[start]

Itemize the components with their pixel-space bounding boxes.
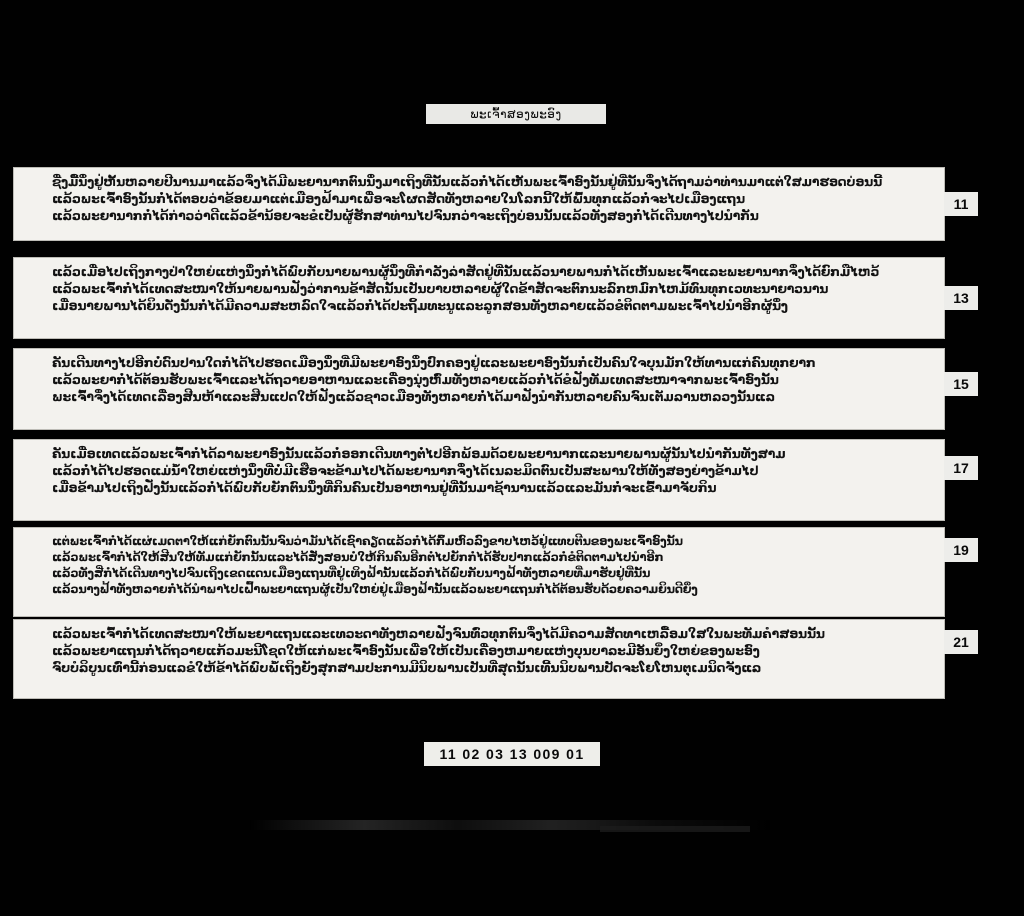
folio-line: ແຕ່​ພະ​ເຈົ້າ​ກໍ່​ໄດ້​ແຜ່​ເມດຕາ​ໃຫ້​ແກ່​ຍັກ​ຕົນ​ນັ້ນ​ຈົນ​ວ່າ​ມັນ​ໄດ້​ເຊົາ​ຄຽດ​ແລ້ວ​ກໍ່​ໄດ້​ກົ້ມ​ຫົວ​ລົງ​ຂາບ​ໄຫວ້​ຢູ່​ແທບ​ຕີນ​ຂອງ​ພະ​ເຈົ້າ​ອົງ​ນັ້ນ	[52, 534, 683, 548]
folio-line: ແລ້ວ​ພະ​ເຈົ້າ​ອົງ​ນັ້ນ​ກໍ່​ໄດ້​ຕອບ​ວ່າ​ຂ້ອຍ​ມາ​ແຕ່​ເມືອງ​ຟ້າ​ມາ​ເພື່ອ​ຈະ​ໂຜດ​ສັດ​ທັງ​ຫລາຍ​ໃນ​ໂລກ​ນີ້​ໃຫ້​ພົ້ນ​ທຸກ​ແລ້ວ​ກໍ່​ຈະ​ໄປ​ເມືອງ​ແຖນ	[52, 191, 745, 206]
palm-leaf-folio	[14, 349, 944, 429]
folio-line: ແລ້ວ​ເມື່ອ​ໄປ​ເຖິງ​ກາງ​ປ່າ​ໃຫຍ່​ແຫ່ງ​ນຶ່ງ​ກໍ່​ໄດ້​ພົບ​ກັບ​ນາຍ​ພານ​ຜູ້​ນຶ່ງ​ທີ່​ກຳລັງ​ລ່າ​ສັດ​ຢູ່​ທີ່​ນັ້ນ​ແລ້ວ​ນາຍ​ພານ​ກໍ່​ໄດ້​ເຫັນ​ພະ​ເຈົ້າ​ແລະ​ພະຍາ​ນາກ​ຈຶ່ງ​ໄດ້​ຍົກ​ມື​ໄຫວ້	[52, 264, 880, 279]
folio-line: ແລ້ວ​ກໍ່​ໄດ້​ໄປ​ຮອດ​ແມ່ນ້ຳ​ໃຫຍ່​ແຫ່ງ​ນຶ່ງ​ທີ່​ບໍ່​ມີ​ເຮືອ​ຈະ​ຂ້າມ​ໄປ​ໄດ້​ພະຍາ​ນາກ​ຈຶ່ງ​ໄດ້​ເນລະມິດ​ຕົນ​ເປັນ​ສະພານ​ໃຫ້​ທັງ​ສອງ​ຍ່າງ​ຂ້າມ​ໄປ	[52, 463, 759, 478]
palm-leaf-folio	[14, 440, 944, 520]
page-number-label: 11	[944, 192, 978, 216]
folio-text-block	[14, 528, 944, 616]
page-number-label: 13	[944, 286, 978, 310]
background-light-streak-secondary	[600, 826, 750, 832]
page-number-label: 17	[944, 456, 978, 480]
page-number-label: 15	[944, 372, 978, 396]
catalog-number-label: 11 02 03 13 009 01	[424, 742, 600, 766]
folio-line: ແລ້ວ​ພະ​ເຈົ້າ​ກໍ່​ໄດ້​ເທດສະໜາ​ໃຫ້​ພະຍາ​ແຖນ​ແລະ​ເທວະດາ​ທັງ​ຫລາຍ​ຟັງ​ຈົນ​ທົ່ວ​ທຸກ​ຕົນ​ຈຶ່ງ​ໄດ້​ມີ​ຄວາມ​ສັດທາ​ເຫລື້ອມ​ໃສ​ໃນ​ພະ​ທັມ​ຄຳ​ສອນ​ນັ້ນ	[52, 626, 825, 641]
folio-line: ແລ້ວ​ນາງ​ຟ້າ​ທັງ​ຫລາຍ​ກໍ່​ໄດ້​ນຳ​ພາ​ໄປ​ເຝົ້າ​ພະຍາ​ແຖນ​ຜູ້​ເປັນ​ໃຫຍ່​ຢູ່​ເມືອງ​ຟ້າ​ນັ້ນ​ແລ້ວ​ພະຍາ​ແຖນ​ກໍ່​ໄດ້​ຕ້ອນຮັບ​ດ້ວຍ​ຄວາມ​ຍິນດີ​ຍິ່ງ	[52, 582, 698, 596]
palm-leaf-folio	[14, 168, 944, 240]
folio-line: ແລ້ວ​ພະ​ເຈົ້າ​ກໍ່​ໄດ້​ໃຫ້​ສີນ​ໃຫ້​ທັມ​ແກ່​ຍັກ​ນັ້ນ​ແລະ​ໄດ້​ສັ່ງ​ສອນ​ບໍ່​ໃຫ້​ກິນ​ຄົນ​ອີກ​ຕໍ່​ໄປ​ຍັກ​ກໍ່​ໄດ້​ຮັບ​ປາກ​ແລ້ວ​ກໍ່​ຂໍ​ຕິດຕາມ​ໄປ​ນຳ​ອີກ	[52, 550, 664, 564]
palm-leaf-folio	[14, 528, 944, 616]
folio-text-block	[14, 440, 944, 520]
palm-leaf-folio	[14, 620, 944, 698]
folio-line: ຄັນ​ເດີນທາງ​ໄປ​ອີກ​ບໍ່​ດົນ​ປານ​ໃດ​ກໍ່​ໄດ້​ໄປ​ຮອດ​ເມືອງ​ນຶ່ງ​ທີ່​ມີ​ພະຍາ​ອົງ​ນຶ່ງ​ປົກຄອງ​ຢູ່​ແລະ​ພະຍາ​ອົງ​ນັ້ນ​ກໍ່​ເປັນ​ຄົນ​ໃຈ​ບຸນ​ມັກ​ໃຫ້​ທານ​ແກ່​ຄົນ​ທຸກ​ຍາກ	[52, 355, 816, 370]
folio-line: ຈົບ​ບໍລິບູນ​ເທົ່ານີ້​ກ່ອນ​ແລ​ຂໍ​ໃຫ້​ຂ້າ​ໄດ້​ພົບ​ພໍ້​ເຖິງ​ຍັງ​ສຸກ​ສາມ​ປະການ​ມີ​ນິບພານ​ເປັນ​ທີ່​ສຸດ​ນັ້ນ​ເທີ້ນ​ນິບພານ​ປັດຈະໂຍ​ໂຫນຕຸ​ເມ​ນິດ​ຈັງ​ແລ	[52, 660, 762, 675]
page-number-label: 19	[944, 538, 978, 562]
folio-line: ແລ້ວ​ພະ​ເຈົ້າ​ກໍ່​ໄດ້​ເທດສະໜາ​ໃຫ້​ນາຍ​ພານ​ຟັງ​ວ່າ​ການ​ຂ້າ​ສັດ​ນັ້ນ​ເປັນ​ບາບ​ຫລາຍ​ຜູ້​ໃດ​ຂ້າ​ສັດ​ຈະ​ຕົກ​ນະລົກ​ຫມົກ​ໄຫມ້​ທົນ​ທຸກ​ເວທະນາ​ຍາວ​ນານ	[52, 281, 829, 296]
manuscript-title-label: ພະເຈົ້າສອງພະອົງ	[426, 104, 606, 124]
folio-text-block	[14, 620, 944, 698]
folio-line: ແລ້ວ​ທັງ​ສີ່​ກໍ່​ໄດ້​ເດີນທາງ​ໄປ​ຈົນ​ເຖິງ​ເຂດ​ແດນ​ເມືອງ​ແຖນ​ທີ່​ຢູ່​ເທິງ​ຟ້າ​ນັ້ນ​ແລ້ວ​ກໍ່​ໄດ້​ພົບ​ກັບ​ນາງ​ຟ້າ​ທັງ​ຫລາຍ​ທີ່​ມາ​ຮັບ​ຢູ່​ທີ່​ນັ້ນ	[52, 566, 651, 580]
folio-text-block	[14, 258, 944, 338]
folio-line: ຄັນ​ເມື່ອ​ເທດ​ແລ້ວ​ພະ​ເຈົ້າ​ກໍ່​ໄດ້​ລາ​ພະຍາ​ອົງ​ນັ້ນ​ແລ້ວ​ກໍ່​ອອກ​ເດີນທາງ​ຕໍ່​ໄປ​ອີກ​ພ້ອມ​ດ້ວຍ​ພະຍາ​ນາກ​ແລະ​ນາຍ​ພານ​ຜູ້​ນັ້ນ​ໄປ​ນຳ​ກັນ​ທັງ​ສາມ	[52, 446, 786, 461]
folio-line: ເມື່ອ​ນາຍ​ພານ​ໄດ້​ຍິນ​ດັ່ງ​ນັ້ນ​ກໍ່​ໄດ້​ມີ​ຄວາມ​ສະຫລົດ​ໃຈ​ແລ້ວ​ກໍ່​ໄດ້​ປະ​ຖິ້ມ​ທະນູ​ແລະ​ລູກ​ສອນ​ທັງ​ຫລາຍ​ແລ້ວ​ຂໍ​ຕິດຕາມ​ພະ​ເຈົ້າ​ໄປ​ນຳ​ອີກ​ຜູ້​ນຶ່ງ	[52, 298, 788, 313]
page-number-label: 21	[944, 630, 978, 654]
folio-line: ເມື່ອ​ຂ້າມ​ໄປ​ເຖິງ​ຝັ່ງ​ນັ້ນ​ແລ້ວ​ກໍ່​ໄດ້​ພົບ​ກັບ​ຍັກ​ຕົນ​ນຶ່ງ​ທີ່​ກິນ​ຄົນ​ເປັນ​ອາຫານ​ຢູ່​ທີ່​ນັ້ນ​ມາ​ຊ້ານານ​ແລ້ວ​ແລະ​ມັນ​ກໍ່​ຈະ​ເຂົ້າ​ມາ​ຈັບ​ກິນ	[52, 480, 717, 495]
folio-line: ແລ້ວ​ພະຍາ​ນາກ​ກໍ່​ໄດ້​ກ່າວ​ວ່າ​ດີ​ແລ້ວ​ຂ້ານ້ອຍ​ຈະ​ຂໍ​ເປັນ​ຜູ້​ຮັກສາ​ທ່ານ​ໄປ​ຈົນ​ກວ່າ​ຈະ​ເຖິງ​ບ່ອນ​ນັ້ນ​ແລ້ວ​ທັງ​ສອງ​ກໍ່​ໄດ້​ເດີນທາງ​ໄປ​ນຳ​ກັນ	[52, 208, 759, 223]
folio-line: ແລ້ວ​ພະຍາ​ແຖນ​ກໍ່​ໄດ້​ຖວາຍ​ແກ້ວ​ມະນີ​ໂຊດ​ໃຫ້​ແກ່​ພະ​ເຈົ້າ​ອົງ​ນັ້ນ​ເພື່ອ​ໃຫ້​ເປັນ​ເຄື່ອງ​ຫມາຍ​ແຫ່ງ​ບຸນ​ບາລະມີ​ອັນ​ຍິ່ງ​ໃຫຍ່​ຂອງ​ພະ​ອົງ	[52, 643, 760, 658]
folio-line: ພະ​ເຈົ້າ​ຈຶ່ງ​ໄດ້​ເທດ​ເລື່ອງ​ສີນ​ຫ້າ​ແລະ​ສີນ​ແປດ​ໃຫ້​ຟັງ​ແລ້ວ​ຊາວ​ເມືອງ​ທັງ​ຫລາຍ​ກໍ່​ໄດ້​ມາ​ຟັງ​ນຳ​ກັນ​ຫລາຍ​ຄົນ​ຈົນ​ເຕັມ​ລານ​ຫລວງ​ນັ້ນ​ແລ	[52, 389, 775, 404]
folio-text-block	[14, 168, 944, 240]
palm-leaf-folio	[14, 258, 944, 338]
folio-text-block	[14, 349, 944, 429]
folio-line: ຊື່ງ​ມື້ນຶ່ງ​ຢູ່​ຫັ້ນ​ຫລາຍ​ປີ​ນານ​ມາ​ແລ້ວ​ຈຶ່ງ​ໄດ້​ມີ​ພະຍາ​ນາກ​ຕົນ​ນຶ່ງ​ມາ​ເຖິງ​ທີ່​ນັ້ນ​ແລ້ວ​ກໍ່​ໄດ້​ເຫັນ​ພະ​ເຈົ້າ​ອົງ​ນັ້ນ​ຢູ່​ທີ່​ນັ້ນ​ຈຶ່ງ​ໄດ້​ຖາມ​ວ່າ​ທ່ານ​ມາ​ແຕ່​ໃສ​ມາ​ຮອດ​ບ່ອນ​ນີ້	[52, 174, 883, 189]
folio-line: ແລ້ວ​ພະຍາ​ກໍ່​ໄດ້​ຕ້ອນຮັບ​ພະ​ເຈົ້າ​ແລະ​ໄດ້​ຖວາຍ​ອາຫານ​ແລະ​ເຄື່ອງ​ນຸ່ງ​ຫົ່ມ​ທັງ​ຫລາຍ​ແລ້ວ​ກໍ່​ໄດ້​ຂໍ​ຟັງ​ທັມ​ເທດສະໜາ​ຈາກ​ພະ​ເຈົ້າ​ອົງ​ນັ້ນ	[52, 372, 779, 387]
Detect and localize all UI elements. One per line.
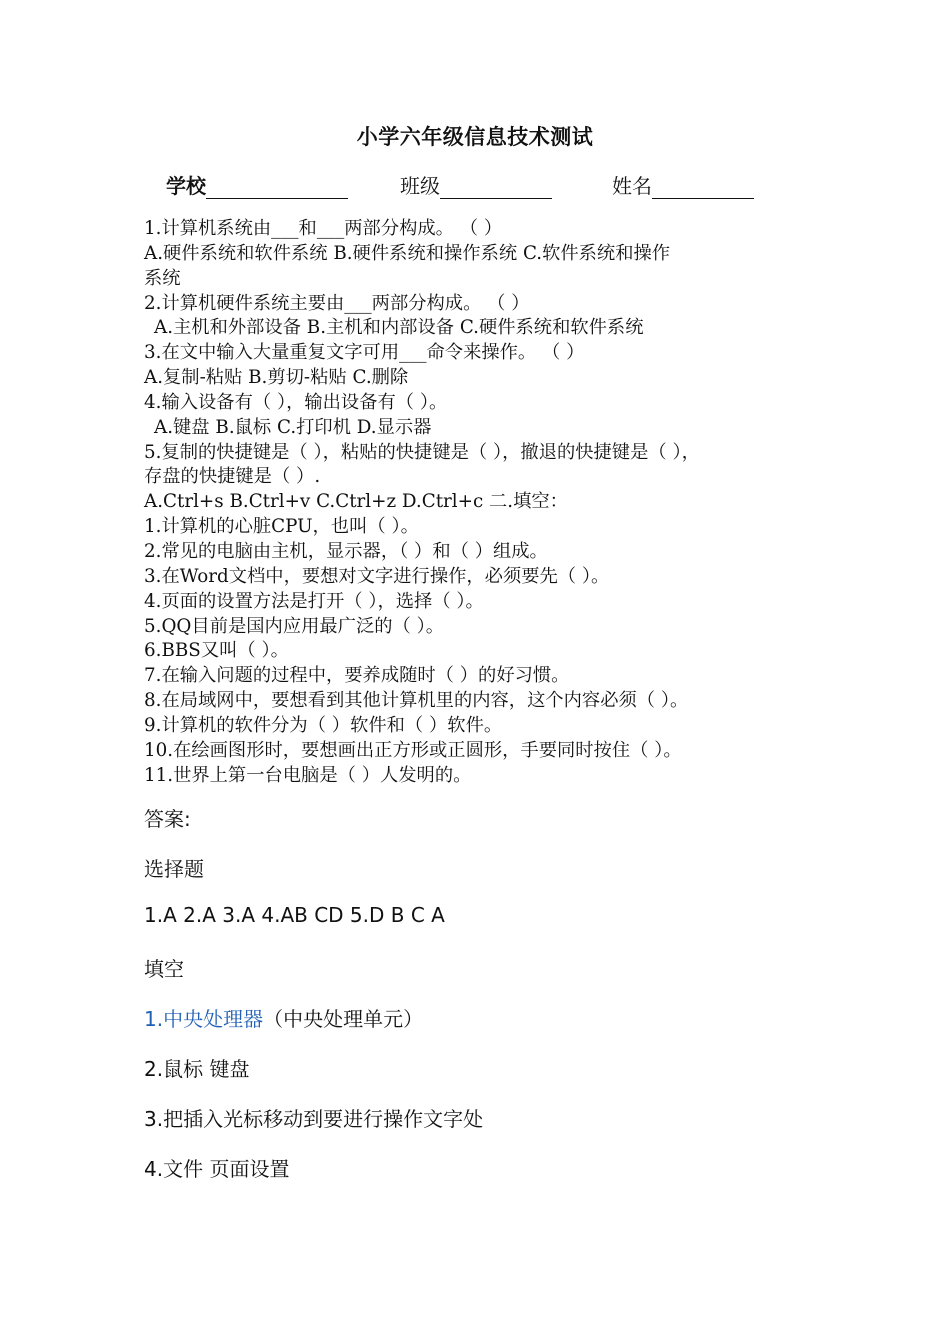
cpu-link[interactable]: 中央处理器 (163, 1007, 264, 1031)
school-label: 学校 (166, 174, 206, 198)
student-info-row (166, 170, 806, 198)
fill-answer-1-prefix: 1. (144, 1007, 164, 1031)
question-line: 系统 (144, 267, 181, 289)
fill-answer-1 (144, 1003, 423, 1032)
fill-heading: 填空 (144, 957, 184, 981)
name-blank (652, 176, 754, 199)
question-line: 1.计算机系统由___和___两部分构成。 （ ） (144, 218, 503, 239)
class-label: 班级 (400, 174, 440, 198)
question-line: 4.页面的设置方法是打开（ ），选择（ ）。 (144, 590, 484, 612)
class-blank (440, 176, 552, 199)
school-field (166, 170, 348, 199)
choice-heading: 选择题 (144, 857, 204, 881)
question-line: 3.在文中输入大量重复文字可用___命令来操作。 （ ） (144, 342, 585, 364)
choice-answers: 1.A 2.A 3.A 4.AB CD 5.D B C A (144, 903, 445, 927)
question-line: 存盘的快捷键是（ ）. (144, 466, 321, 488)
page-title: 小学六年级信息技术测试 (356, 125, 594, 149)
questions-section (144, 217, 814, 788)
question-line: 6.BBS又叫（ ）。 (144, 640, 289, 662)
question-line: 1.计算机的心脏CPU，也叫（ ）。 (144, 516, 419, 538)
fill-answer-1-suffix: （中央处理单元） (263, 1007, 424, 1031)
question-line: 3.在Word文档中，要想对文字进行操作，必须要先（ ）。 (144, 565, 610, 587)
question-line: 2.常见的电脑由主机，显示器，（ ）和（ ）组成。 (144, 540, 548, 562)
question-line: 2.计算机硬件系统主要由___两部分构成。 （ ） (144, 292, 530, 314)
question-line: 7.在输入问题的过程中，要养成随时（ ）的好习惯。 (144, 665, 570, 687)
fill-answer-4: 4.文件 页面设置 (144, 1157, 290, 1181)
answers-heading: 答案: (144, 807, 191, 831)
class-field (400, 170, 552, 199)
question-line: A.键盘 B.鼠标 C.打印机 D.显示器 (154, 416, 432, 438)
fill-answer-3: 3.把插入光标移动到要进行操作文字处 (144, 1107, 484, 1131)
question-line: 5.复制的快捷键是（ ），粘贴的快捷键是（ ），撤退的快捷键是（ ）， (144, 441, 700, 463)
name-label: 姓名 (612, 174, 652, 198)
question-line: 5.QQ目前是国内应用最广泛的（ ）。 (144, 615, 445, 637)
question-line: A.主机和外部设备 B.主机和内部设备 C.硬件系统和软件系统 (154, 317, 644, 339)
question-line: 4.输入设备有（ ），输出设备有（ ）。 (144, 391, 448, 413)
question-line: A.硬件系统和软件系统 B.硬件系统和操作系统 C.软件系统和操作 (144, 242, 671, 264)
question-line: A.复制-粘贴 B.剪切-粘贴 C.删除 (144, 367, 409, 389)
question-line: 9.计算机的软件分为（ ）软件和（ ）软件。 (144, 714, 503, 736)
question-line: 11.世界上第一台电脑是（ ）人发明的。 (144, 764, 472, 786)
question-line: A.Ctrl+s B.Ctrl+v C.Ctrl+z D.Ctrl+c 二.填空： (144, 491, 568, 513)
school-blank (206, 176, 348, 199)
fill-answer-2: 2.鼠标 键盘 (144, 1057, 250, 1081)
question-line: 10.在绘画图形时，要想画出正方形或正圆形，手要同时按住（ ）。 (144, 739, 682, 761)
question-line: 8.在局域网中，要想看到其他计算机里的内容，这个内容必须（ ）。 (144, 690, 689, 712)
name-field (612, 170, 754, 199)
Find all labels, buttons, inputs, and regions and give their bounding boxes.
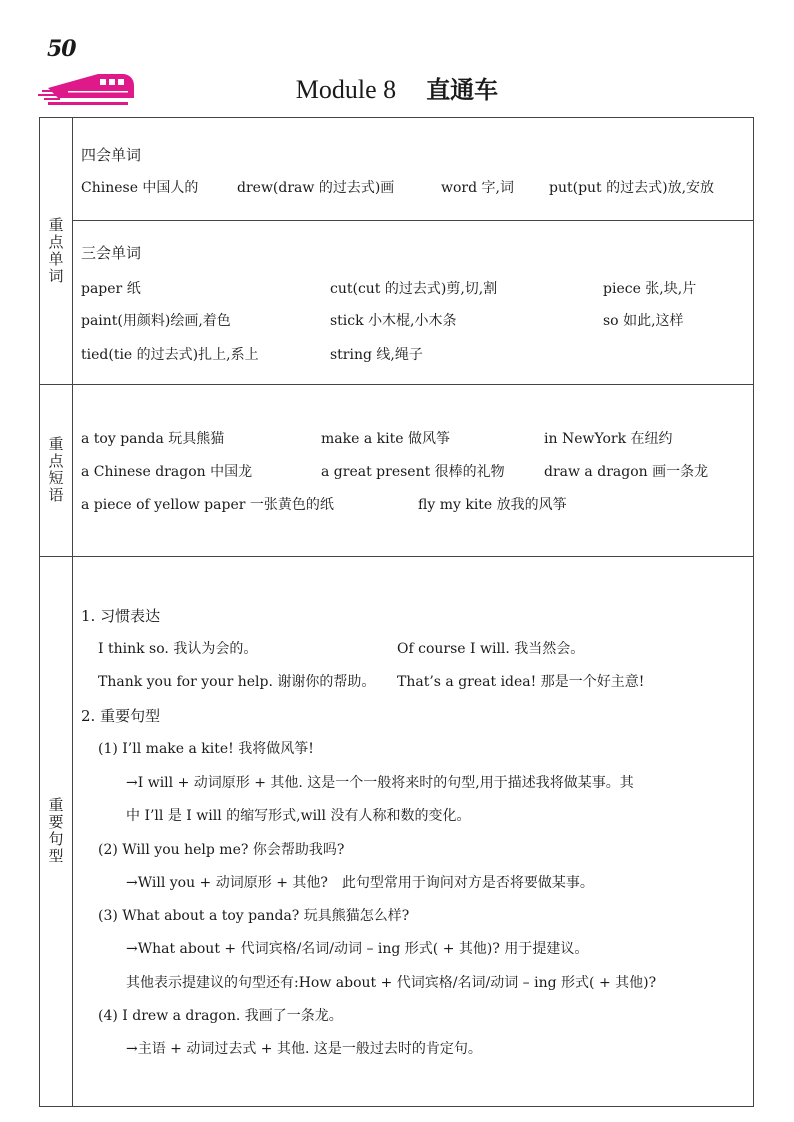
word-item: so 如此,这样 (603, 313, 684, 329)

[end]

Reproduce the entries starting with the line that contains "534, 683, 548]" and going on through the line that contains "372, 978, 396]", swapping "page-number-label" for "leaf-number-label" and leaving everything else unchanged.

folio-line: ແຕ່​ພະ​ເຈົ້າ​ກໍ່​ໄດ້​ແຜ່​ເມດຕາ​ໃຫ້​ແກ່​ຍັກ​ຕົນ​ນັ້ນ​ຈົນ​ວ່າ​ມັນ​ໄດ້​ເຊົາ​ຄຽດ​ແລ້ວ​ກໍ່​ໄດ້​ກົ້ມ​ຫົວ​ລົງ​ຂາບ​ໄຫວ້​ຢູ່​ແທບ​ຕີນ​ຂອງ​ພະ​ເຈົ້າ​ອົງ​ນັ້ນ	[52, 534, 683, 548]
folio-line: ແລ້ວ​ພະ​ເຈົ້າ​ອົງ​ນັ້ນ​ກໍ່​ໄດ້​ຕອບ​ວ່າ​ຂ້ອຍ​ມາ​ແຕ່​ເມືອງ​ຟ້າ​ມາ​ເພື່ອ​ຈະ​ໂຜດ​ສັດ​ທັງ​ຫລາຍ​ໃນ​ໂລກ​ນີ້​ໃຫ້​ພົ້ນ​ທຸກ​ແລ້ວ​ກໍ່​ຈະ​ໄປ​ເມືອງ​ແຖນ	[52, 191, 745, 206]
palm-leaf-folio	[14, 349, 944, 429]
folio-line: ແລ້ວ​ເມື່ອ​ໄປ​ເຖິງ​ກາງ​ປ່າ​ໃຫຍ່​ແຫ່ງ​ນຶ່ງ​ກໍ່​ໄດ້​ພົບ​ກັບ​ນາຍ​ພານ​ຜູ້​ນຶ່ງ​ທີ່​ກຳລັງ​ລ່າ​ສັດ​ຢູ່​ທີ່​ນັ້ນ​ແລ້ວ​ນາຍ​ພານ​ກໍ່​ໄດ້​ເຫັນ​ພະ​ເຈົ້າ​ແລະ​ພະຍາ​ນາກ​ຈຶ່ງ​ໄດ້​ຍົກ​ມື​ໄຫວ້	[52, 264, 880, 279]
folio-line: ແລ້ວ​ກໍ່​ໄດ້​ໄປ​ຮອດ​ແມ່ນ້ຳ​ໃຫຍ່​ແຫ່ງ​ນຶ່ງ​ທີ່​ບໍ່​ມີ​ເຮືອ​ຈະ​ຂ້າມ​ໄປ​ໄດ້​ພະຍາ​ນາກ​ຈຶ່ງ​ໄດ້​ເນລະມິດ​ຕົນ​ເປັນ​ສະພານ​ໃຫ້​ທັງ​ສອງ​ຍ່າງ​ຂ້າມ​ໄປ	[52, 463, 759, 478]
palm-leaf-folio	[14, 440, 944, 520]
leaf-number-label: 11	[944, 192, 978, 216]
folio-text-block	[14, 528, 944, 616]
leaf-number-label: 13	[944, 286, 978, 310]
background-light-streak-secondary	[600, 826, 750, 832]
leaf-number-label: 17	[944, 456, 978, 480]
leaf-number-label: 15	[944, 372, 978, 396]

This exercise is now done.